### Text provided
════════════════

In [5]:
# nhits_pipeline.py
import os
import re
import glob
import pandas as pd
import numpy as np
import optuna
import torch

from darts import TimeSeries
from darts.models import NHiTSModel
from darts.metrics import mae, mape, rmse
from darts.utils.likelihood_models import GaussianLikelihood
from darts.utils.timeseries_generation import datetime_attribute_timeseries
from darts.dataprocessing.transformers import Scaler

In [6]:


# --- User settings ---
PRODUCTS_DIR = "products_csv"         # folder with product CSVs
OUTPUT_DIR = "nhits_models"           # folder to save per-product models
COMMON_MODEL_PATH = "common_nhits_model.h5"  # final shared model save path
N_TRIALS = 20                         # Optuna trials per product (as requested)
HORIZON = 6                           # forecast horizon (months) to optimize for
MAX_EPOCHS = 80                       # training epochs (you can reduce for speed)
DEVICE = "cuda" if torch.cuda.is_available() else "cpu"
os.makedirs(OUTPUT_DIR, exist_ok=True)

# --- Helpers ---
def safe_name(s):
    return re.sub(r'[^A-Za-z0-9]+', '_', s).strip('_')

def load_product_series(csv_path):
    df = pd.read_csv(csv_path)
    # Expect columns: date, product, quantity
    df['date'] = pd.to_datetime(df['date'])
    df = df.sort_values('date')
    # set monthly frequency (if monthly data)
    ts = TimeSeries.from_dataframe(df, 'date', 'quantity')
    return ts, df['product'].iloc[0]  # series, product_name

# --- Optuna objective for a single series ---
def make_optuna_objective(train_ts, val_ts, input_chunk_hint=24, horizon=HORIZON):
    """
    Returns an objective(trial) that builds a NHiTS model with trial hyperparams,
    fits it and returns validation MAE.
    """
    def objective(trial):
        # sample hyperparameters
        # Adjusted range for input_chunk_len to ensure min value is >= 24 if possible
        min_icl = max(6, min(24, input_chunk_hint // 2))
        max_icl = max(24, input_chunk_hint)
        input_chunk_len = trial.suggest_int("input_chunk_len", min_icl, max_icl)
        num_blocks = trial.suggest_int("num_blocks", 1, 4)
        num_layers = trial.suggest_int("num_layers", 1, 3)
        layer_size = trial.suggest_int("layer_size", 32, 512, log=True)
        dropout = trial.suggest_float("dropout", 0.0, 0.3)
        lr = trial.suggest_loguniform("lr", 1e-4, 1e-2)

════════════════

### Records
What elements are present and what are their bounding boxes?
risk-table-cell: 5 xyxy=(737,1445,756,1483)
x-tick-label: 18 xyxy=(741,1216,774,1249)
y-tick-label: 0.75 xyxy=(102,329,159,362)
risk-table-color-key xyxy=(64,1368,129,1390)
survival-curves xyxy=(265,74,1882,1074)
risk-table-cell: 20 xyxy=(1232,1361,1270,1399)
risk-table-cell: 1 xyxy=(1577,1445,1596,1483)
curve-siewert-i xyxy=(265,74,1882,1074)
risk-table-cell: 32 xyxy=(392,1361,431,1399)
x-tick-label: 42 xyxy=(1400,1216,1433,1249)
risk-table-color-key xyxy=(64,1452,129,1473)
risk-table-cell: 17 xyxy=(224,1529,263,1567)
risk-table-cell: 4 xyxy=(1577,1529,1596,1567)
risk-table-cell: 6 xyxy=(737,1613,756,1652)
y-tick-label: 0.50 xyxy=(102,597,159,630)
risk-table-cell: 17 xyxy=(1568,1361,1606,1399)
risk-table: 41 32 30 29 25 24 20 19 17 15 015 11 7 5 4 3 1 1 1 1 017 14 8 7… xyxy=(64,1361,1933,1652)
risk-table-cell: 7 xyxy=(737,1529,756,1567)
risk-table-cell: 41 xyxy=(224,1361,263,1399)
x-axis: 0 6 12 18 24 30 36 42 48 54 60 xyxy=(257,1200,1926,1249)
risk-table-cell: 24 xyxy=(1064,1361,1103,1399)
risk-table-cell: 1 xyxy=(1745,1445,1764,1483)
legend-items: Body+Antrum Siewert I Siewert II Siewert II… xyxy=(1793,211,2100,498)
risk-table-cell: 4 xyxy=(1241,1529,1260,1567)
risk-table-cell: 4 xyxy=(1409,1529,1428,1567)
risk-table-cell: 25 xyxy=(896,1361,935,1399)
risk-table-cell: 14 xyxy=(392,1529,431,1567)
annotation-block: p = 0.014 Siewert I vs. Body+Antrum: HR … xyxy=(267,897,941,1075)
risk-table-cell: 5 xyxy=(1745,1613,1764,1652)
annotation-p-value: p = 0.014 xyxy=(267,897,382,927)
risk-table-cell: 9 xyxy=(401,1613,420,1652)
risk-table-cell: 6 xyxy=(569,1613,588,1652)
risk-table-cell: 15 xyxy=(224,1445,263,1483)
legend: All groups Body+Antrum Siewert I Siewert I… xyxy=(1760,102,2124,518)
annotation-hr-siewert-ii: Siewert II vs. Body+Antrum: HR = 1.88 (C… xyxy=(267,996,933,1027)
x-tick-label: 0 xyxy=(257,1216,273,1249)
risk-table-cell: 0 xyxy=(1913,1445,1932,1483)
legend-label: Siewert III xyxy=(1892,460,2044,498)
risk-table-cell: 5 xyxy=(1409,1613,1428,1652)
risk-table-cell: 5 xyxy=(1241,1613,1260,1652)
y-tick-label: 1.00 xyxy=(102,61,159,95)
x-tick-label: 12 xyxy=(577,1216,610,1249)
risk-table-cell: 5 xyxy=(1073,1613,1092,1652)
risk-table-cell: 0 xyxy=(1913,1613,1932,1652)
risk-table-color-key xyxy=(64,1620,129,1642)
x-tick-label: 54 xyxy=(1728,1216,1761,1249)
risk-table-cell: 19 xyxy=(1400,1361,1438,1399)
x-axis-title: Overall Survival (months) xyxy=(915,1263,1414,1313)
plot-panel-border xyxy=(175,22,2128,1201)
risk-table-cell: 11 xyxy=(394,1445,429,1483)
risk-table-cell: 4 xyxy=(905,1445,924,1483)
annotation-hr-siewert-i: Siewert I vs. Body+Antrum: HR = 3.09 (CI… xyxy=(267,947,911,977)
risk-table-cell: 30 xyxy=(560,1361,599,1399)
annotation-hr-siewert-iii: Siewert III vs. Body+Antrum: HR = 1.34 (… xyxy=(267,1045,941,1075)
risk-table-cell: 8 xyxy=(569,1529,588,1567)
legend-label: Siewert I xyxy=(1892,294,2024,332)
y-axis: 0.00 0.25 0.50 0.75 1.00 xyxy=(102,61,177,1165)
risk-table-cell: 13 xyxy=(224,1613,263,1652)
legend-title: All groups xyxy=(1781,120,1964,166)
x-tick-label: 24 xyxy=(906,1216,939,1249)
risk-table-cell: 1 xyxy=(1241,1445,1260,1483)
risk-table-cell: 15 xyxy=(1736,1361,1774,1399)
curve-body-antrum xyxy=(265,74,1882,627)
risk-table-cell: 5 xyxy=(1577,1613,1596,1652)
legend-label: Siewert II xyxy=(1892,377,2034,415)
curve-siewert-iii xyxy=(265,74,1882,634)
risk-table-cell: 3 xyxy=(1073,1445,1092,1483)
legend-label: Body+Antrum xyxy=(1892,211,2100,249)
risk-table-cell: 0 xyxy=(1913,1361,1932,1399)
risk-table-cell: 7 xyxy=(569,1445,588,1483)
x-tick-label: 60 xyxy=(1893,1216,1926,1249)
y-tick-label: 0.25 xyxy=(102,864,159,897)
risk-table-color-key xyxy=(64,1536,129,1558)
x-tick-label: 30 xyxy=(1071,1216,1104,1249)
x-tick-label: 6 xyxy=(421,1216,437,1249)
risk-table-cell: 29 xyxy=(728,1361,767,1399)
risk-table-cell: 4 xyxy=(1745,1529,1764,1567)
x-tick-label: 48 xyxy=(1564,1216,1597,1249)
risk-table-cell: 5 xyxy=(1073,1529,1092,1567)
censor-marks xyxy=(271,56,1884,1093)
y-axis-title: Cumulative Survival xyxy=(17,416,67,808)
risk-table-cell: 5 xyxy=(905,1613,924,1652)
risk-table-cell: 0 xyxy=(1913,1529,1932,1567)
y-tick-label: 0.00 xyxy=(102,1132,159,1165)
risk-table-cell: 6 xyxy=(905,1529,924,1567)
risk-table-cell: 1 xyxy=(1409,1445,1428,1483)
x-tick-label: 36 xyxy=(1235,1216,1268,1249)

════════════════

### Exercise tasks
1 > Return the part of the NHiTS pipeline code starting with "# set monthly" and going on through "returns validation MAE.", copied character for character.
2 > Please carry the NHiTS pipeline code forward, starting right after its last line.

### Exercise responses
1 >
# set monthly frequency (if monthly data)
    ts = TimeSeries.from_dataframe(df, 'date', 'quantity')
    return ts, df['product'].iloc[0]  # series, product_name

# --- Optuna objective for a single series ---
def make_optuna_objective(train_ts, val_ts, input_chunk_hint=24, horizon=HORIZON):
    """
    Returns an objective(trial) that builds a NHiTS model with trial hyperparams,
    fits it and returns validation MAE.

2 >
        batch_size = trial.suggest_categorical("batch_size", [16, 32, 64])

        model = NHiTSModel(
            input_chunk_length = input_chunk_len,
            output_chunk_length = horizon,
            n_epochs = 20,                          # quick training inside optuna trials
            batch_size = batch_size,
            num_blocks = num_blocks,
            num_layers = num_layers,
            layer_widths = [layer_size],            # NHiTS expects widths as list
            dropout = dropout,
            optimizer_kwargs = {"lr": lr},
            random_state = 42,
            likelihood = None,
            pl_trainer_kwargs = {"accelerator": "gpu"} if DEVICE.startswith("cuda") else {}
        )

        try:
            model.fit(train_ts, verbose=False)
            # Forecast on validation set (one-shot)
            pred = model.predict(n=horizon)
            # Align index length if necessary: compute metrics using last horizon points
            # We'll compute MAE between val_ts[:horizon] and pred
            # If val_ts length < horizon, use full length
            eval_len = min(len(val_ts), len(pred))
            val_sub = val_ts[-eval_len:]
            pred_sub = pred[:eval_len]
            score = mae(val_sub, pred_sub)
        except Exception as e:
            # If training fails, return a large loss
            print("Trial failed:", e)
            score = 1e9
        # free GPU memory
        del model
        torch.cuda.empty_cache()
        return float(score)
    return objective

# --- Per-product tuning / training function ---
def tune_and_train_product(ts: TimeSeries, product_name: str):
    # Train/validation split: last HORIZON months for validation
    if len(ts) <= HORIZON + 6:
        # very short - use 80/20 split in time
        split = int(len(ts) * 0.8)
        train_ts, val_ts = ts[:split], ts[split:]
    else:
        train_ts, val_ts = ts[:-HORIZON], ts[-HORIZON:]

    # Scale series
    scaler = Scaler()
    train_scaled = scaler.fit_transform(train_ts)
    val_scaled = scaler.transform(val_ts)

    # Make Optuna study
    study = optuna.create_study(direction="minimize", sampler=optuna.samplers.TPESampler(seed=42))
    # input_chunk_hint for Optuna is now better constrained
    input_chunk_hint = min(36, max(12, len(train_ts)//2))
    objective = make_optuna_objective(train_scaled, val_scaled, input_chunk_hint=input_chunk_hint)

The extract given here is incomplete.